* _To do_: Locate the lines where "其他支出" occurs and copy them as they stand.

* _Available records_:
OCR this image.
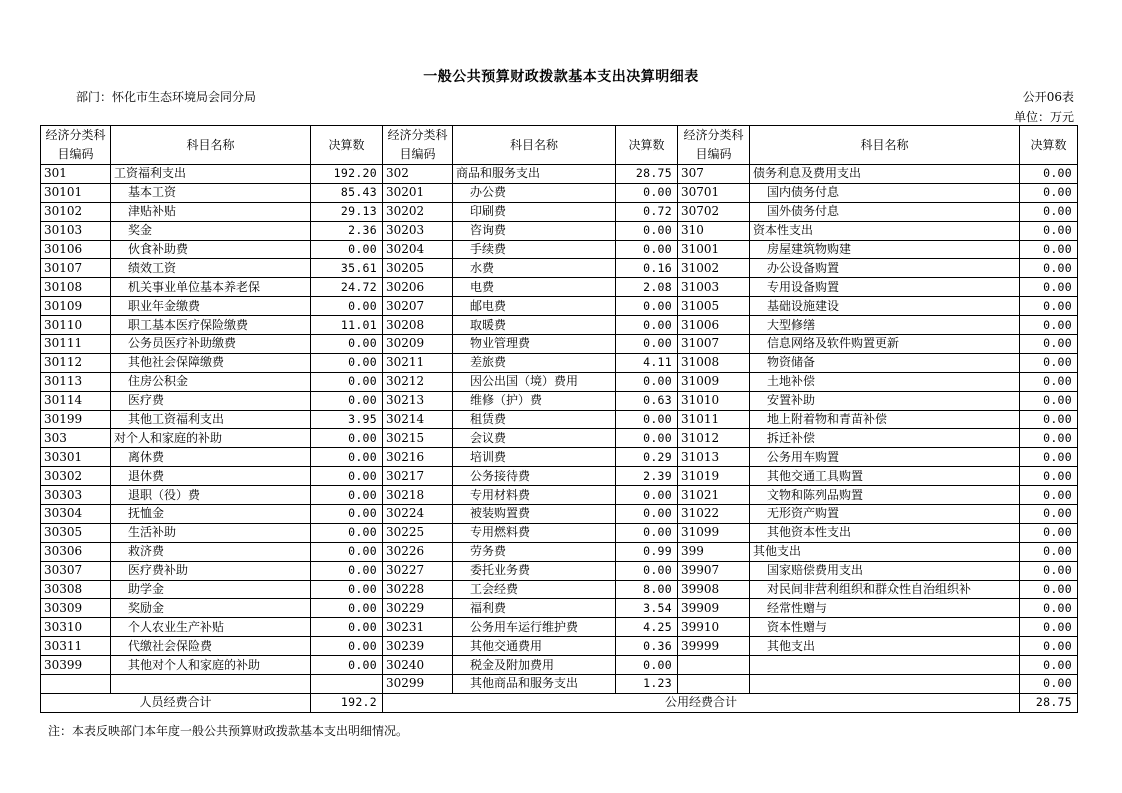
一般公共预算财政拨款基本支出决算明细表
部门：怀化市生态环境局会同分局	公开06表
单位：万元
经济分类科目编码	科目名称	决算数	经济分类科目编码	科目名称	决算数	经济分类科目编码	科目名称	决算数
301	工资福利支出	192.20	302	商品和服务支出	28.75	307	债务利息及费用支出	0.00
30101	基本工资	85.43	30201	办公费	0.00	30701	国内债务付息	0.00
30102	津贴补贴	29.13	30202	印刷费	0.72	30702	国外债务付息	0.00
30103	奖金	2.36	30203	咨询费	0.00	310	资本性支出	0.00
30106	伙食补助费	0.00	30204	手续费	0.00	31001	房屋建筑物购建	0.00
30107	绩效工资	35.61	30205	水费	0.16	31002	办公设备购置	0.00
30108	机关事业单位基本养老保	24.72	30206	电费	2.08	31003	专用设备购置	0.00
30109	职业年金缴费	0.00	30207	邮电费	0.00	31005	基础设施建设	0.00
30110	职工基本医疗保险缴费	11.01	30208	取暖费	0.00	31006	大型修缮	0.00
30111	公务员医疗补助缴费	0.00	30209	物业管理费	0.00	31007	信息网络及软件购置更新	0.00
30112	其他社会保障缴费	0.00	30211	差旅费	4.11	31008	物资储备	0.00
30113	住房公积金	0.00	30212	因公出国（境）费用	0.00	31009	土地补偿	0.00
30114	医疗费	0.00	30213	维修（护）费	0.63	31010	安置补助	0.00
30199	其他工资福利支出	3.95	30214	租赁费	0.00	31011	地上附着物和青苗补偿	0.00
303	对个人和家庭的补助	0.00	30215	会议费	0.00	31012	拆迁补偿	0.00
30301	离休费	0.00	30216	培训费	0.29	31013	公务用车购置	0.00
30302	退休费	0.00	30217	公务接待费	2.39	31019	其他交通工具购置	0.00
30303	退职（役）费	0.00	30218	专用材料费	0.00	31021	文物和陈列品购置	0.00
30304	抚恤金	0.00	30224	被装购置费	0.00	31022	无形资产购置	0.00
30305	生活补助	0.00	30225	专用燃料费	0.00	31099	其他资本性支出	0.00
30306	救济费	0.00	30226	劳务费	0.99	399	其他支出	0.00
30307	医疗费补助	0.00	30227	委托业务费	0.00	39907	国家赔偿费用支出	0.00
30308	助学金	0.00	30228	工会经费	8.00	39908	对民间非营利组织和群众性自治组织补	0.00
30309	奖励金	0.00	30229	福利费	3.54	39909	经常性赠与	0.00
30310	个人农业生产补贴	0.00	30231	公务用车运行维护费	4.25	39910	资本性赠与	0.00
30311	代缴社会保险费	0.00	30239	其他交通费用	0.36	39999	其他支出	0.00
30399	其他对个人和家庭的补助	0.00	30240	税金及附加费用	0.00			0.00
			30299	其他商品和服务支出	1.23			0.00
人员经费合计		192.2	公用经费合计					28.75
注：本表反映部门本年度一般公共预算财政拨款基本支出明细情况。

* _Task result_:
30306	救济费	0.00	30226	劳务费	0.99	399	其他支出	0.00
30311	代缴社会保险费	0.00	30239	其他交通费用	0.36	39999	其他支出	0.00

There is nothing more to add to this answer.